— To do —
Of the lines in the entries, how many hold the word "Repovesi"? Give that number alone.

:: Listed entries ::

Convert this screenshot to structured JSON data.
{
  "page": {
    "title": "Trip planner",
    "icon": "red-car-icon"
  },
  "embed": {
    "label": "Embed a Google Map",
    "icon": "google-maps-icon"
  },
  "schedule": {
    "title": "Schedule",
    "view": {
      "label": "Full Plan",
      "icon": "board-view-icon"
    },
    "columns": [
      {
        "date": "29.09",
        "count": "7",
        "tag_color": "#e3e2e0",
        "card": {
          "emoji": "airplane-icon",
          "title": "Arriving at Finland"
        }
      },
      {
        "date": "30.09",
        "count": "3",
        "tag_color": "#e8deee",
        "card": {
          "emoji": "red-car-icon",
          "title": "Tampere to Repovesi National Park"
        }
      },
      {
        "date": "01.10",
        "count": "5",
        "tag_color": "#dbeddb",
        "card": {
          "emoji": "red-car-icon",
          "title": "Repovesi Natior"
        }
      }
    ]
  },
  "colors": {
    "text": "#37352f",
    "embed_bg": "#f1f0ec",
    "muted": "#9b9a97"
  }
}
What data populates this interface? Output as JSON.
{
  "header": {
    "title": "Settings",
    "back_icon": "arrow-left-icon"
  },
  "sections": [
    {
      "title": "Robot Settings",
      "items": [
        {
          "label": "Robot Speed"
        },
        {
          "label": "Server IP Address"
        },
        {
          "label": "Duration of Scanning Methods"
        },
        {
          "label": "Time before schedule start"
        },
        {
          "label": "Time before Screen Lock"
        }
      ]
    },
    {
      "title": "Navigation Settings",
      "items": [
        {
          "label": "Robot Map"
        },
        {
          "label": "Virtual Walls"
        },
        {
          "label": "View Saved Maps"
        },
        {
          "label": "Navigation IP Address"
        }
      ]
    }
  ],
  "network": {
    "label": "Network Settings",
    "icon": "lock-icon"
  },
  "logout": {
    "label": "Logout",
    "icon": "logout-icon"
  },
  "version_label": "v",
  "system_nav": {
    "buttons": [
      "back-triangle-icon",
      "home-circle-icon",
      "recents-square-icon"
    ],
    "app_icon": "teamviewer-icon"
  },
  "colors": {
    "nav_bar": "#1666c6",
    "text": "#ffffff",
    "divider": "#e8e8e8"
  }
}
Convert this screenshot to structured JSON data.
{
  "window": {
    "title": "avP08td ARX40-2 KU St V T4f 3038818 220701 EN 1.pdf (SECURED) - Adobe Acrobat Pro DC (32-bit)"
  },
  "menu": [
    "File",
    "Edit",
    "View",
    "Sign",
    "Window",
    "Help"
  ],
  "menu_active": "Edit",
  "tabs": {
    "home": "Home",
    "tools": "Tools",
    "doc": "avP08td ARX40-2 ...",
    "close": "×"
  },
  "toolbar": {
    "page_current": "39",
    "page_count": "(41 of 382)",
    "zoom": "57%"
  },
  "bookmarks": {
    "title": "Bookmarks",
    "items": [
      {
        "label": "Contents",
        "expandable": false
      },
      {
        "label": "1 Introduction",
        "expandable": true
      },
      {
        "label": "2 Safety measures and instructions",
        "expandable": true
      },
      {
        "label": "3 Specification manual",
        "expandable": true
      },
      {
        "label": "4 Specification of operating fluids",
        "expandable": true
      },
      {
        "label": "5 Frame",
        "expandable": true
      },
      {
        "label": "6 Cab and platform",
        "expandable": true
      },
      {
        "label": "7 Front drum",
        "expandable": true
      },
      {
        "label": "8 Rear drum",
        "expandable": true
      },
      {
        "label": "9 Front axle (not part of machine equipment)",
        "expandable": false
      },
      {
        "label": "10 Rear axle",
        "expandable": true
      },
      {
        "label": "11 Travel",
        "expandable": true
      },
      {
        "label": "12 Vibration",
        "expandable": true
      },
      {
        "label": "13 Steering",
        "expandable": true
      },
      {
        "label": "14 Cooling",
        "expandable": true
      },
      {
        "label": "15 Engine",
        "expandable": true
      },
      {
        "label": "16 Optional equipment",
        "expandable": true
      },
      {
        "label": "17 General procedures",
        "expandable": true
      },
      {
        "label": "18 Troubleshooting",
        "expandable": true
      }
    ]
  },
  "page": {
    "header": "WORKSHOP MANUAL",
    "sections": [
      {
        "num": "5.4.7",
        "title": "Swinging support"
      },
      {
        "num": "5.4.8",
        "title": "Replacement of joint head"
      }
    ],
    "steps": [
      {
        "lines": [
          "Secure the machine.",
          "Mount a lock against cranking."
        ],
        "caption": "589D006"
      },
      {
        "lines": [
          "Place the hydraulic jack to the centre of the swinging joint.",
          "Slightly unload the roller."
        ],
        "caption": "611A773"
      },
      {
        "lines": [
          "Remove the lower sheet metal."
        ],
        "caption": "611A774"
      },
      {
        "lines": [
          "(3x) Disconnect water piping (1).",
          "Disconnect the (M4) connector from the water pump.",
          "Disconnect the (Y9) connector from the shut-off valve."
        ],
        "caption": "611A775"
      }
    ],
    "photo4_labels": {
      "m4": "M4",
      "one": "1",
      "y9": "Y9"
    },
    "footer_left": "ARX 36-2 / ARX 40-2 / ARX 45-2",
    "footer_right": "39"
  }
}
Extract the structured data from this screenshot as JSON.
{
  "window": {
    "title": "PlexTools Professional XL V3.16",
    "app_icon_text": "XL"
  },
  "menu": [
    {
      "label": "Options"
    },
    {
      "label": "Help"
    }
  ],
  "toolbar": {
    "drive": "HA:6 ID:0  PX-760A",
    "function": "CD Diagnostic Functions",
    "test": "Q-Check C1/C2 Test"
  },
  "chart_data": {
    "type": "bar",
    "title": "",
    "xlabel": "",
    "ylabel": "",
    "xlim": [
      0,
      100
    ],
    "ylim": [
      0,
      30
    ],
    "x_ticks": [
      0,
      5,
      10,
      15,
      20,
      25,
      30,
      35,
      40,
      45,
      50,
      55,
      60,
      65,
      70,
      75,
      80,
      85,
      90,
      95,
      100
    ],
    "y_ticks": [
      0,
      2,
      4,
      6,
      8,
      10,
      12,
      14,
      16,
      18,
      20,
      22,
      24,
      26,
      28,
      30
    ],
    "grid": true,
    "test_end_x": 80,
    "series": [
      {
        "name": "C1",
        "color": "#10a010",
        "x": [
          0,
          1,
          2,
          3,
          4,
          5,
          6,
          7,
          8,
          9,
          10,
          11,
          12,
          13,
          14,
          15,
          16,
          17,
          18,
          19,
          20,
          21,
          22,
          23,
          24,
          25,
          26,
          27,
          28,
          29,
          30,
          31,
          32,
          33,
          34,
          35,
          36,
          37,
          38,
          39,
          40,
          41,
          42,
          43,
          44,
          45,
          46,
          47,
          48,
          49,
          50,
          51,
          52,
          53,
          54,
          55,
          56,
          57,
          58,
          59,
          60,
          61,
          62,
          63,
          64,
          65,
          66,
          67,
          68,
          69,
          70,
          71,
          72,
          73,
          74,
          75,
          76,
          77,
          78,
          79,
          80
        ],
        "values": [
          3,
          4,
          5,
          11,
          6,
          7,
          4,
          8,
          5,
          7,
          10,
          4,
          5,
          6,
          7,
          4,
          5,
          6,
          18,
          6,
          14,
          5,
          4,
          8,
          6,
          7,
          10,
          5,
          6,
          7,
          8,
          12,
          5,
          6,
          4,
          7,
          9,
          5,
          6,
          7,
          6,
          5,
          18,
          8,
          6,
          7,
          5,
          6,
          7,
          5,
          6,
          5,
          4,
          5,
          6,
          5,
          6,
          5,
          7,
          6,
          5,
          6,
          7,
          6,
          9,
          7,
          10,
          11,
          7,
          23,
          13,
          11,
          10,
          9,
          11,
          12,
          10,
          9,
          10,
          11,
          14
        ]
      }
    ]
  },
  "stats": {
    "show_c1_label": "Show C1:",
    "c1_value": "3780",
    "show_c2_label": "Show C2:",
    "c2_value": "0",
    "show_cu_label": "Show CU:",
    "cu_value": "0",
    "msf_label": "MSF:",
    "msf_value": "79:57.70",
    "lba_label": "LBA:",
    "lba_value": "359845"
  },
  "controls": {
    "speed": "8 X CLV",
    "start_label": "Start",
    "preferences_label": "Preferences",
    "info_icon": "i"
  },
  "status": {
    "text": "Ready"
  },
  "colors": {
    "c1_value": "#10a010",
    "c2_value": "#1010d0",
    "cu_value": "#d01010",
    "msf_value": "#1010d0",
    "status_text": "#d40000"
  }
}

:::

— Correct response —
2